Saved entries
--

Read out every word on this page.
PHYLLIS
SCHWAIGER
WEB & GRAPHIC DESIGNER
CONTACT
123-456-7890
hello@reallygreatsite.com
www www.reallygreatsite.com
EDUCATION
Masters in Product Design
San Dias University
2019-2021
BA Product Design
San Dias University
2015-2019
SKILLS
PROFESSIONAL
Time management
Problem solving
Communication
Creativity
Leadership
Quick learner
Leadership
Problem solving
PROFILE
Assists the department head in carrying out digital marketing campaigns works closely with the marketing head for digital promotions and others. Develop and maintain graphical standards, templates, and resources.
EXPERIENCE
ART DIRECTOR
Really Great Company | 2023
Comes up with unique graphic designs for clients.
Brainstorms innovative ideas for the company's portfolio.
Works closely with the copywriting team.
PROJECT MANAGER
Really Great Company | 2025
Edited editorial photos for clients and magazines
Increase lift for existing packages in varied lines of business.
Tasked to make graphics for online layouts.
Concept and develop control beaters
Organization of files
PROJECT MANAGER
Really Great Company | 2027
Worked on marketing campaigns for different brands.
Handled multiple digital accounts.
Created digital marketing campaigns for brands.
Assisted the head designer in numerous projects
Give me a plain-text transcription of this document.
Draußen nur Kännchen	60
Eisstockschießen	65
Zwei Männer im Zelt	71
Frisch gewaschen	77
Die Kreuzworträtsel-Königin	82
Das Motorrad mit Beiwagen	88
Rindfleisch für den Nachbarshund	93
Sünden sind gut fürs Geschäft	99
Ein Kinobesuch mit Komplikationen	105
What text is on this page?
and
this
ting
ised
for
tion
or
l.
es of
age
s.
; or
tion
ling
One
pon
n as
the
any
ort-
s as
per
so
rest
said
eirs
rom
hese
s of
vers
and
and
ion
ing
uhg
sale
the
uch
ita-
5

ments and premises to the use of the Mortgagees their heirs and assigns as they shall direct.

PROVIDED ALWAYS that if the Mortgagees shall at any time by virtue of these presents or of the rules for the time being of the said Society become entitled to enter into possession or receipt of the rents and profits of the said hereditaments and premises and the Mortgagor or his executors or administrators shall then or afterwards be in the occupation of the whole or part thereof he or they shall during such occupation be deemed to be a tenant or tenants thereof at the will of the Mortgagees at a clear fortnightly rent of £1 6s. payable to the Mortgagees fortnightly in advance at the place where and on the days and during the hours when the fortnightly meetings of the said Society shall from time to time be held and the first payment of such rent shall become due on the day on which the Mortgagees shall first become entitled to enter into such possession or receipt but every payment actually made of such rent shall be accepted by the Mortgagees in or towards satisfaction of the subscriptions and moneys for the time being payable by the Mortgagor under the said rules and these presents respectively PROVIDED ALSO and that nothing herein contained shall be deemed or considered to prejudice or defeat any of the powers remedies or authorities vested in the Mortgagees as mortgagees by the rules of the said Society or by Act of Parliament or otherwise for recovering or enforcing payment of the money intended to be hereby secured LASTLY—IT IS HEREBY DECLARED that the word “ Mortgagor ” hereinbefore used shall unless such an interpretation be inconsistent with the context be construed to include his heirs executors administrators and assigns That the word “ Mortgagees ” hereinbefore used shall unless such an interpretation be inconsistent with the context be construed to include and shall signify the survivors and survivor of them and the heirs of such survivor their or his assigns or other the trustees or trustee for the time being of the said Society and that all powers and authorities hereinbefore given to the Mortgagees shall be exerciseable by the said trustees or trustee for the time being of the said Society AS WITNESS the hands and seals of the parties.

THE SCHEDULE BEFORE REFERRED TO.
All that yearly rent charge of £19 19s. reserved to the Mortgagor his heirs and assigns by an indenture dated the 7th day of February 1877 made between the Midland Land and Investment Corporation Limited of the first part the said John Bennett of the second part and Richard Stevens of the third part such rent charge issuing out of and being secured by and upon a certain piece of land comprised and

--

-- What you need to do --
Copy each line of the records above that carries the word "this".

-- Exercise output --
Read out every word on this page.
Give me a plain-text transcription of this document.
What text is on this page?
this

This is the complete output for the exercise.